Items from a figure collection:
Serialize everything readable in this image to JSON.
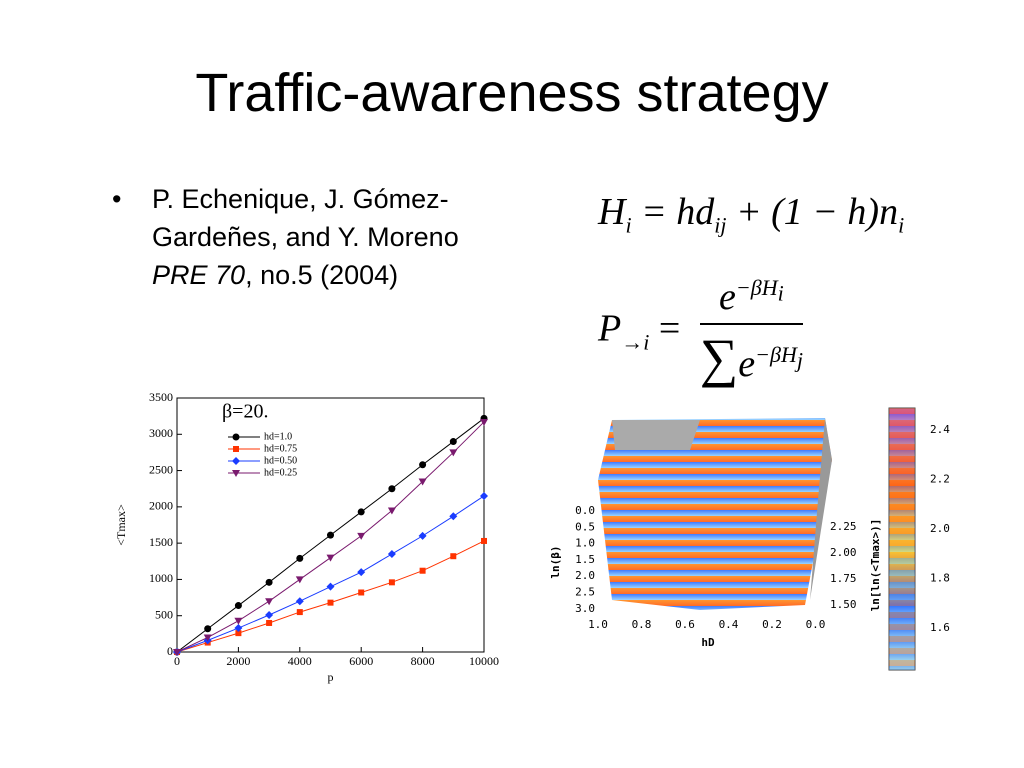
{
  "header": {
    "title": "Traffic-awareness strategy"
  },
  "bullet": {
    "authors": "P. Echenique, J. Gómez-Gardeñes, and Y. Moreno",
    "journal": "PRE 70",
    "details": ", no.5 (2004)"
  },
  "formula_1": {
    "parts": [
      {
        "text": "H",
        "sub": "i"
      },
      {
        "text": " = hd",
        "sub": "ij"
      },
      {
        "text": " + (1 − h)n",
        "sub": "i"
      }
    ]
  },
  "formula_2": {
    "lhs": {
      "text": "P",
      "sub": "→i"
    },
    "equals": "=",
    "numerator": {
      "text": "e",
      "sup": "−βH",
      "supsub": "i"
    },
    "denominator": {
      "sigma": "∑",
      "text": "e",
      "sup": "−βH",
      "supsub": "j"
    }
  },
  "chart_data": {
    "type": "line",
    "annotation": "β=20.",
    "x_label": "p",
    "y_label": "<Tmax>",
    "x": [
      0,
      1000,
      2000,
      3000,
      4000,
      5000,
      6000,
      7000,
      8000,
      9000,
      10000
    ],
    "series": [
      {
        "name": "hd=1.0",
        "color": "#000000",
        "marker": "circle",
        "values": [
          0,
          320,
          640,
          960,
          1290,
          1610,
          1930,
          2250,
          2580,
          2900,
          3220
        ]
      },
      {
        "name": "hd=0.75",
        "color": "#ff3300",
        "marker": "square",
        "values": [
          0,
          130,
          260,
          400,
          550,
          680,
          820,
          960,
          1120,
          1320,
          1530
        ]
      },
      {
        "name": "hd=0.50",
        "color": "#1a3cff",
        "marker": "diamond",
        "values": [
          0,
          160,
          330,
          510,
          700,
          900,
          1100,
          1350,
          1600,
          1870,
          2150
        ]
      },
      {
        "name": "hd=0.25",
        "color": "#7a1a6e",
        "marker": "triangle",
        "values": [
          0,
          200,
          430,
          700,
          1000,
          1300,
          1600,
          1950,
          2350,
          2750,
          3170
        ]
      }
    ],
    "xlim": [
      0,
      10000
    ],
    "xticks": [
      0,
      2000,
      4000,
      6000,
      8000,
      10000
    ],
    "ylim": [
      0,
      3500
    ],
    "yticks": [
      0,
      500,
      1000,
      1500,
      2000,
      2500,
      3000,
      3500
    ],
    "legend": "upper left"
  },
  "surface_plot": {
    "y_label": "ln(β)",
    "y_ticks": [
      "0.0",
      "0.5",
      "1.0",
      "1.5",
      "2.0",
      "2.5",
      "3.0"
    ],
    "x_label": "hD",
    "x_ticks": [
      "1.0",
      "0.8",
      "0.6",
      "0.4",
      "0.2",
      "0.0"
    ],
    "z_ticks": [
      "2.25",
      "2.00",
      "1.75",
      "1.50"
    ],
    "colorbar_label": "ln[ln(<Tmax>)]",
    "colorbar_ticks": [
      "2.4",
      "2.2",
      "2.0",
      "1.8",
      "1.6"
    ]
  }
}
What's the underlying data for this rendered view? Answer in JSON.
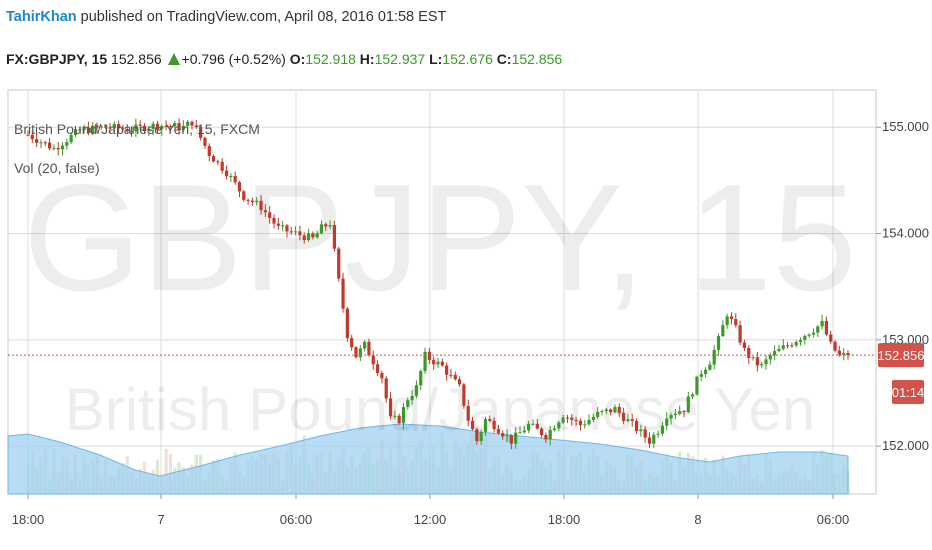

● Short exercise
Pull every line containing the word "Tmax" out of the material.

● The solution
    "y_label": "<Tmax>",
    "colorbar_label": "ln[ln(<Tmax>)]",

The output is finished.